TASK TO CARRY OUT — Consider the data that follows and state how many lines contain the string "stones", using the number alone.

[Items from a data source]
--------

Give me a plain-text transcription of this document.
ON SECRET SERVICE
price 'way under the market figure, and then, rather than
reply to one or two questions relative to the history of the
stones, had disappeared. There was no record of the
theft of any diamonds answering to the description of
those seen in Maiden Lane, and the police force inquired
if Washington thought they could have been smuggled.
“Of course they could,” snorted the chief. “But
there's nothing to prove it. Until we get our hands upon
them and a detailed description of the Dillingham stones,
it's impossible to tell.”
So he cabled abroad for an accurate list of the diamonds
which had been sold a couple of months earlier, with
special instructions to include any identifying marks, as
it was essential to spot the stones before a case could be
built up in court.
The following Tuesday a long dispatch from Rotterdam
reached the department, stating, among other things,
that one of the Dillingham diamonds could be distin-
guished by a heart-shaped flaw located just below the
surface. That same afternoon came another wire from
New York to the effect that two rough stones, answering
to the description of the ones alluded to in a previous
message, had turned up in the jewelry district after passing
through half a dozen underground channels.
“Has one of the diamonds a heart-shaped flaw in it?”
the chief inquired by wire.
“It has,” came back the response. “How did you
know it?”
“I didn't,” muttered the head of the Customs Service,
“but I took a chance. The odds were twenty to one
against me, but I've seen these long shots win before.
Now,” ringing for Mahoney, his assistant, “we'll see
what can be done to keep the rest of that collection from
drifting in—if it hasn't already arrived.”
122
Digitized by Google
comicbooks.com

--------

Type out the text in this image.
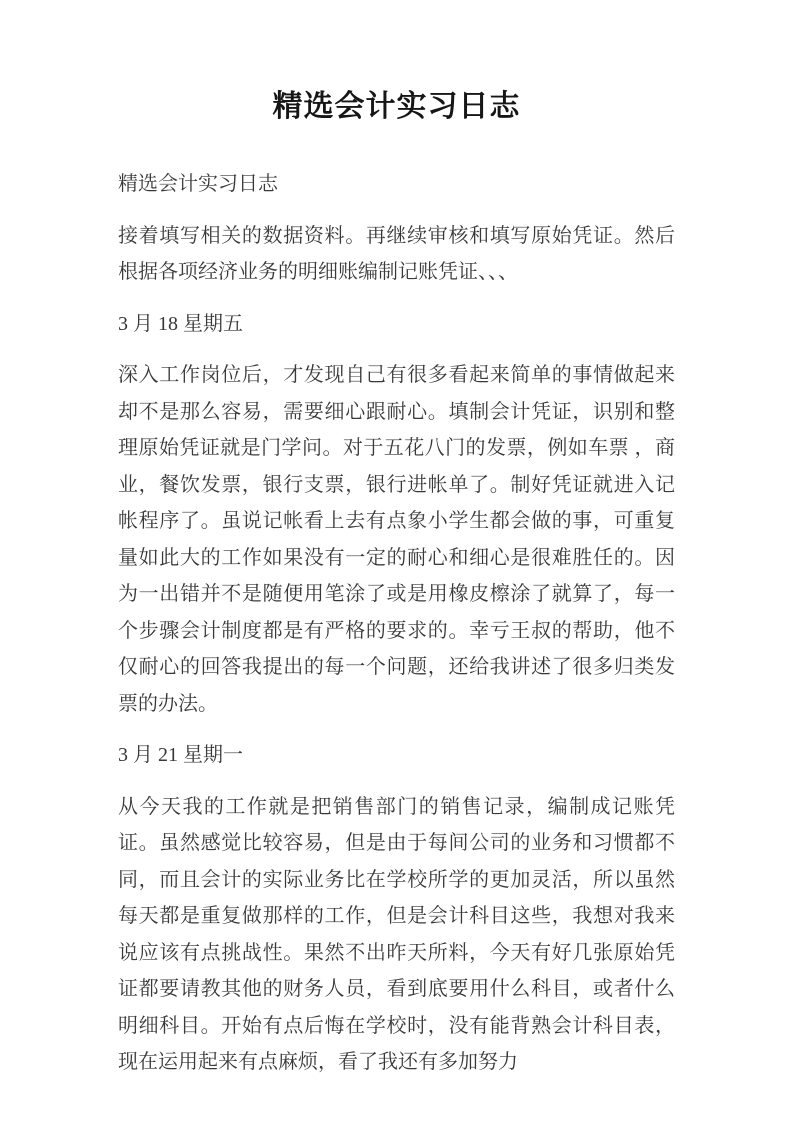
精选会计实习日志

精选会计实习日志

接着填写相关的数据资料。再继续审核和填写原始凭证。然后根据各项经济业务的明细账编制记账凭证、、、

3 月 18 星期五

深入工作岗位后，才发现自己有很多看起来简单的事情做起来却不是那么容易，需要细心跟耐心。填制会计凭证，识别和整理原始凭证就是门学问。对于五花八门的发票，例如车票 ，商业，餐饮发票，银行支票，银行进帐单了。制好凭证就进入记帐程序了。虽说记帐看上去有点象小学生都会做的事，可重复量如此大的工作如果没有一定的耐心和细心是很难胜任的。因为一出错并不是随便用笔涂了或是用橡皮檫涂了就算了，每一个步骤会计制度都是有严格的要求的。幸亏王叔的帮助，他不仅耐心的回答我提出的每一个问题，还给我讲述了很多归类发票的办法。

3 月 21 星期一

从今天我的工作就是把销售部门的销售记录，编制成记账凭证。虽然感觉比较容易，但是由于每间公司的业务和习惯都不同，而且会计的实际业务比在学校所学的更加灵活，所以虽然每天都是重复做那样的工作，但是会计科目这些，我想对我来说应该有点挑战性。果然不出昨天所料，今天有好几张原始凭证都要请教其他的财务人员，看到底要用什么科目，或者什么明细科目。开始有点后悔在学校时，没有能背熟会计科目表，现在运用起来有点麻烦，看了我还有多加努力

--------

WRITTEN SOLUTION — 4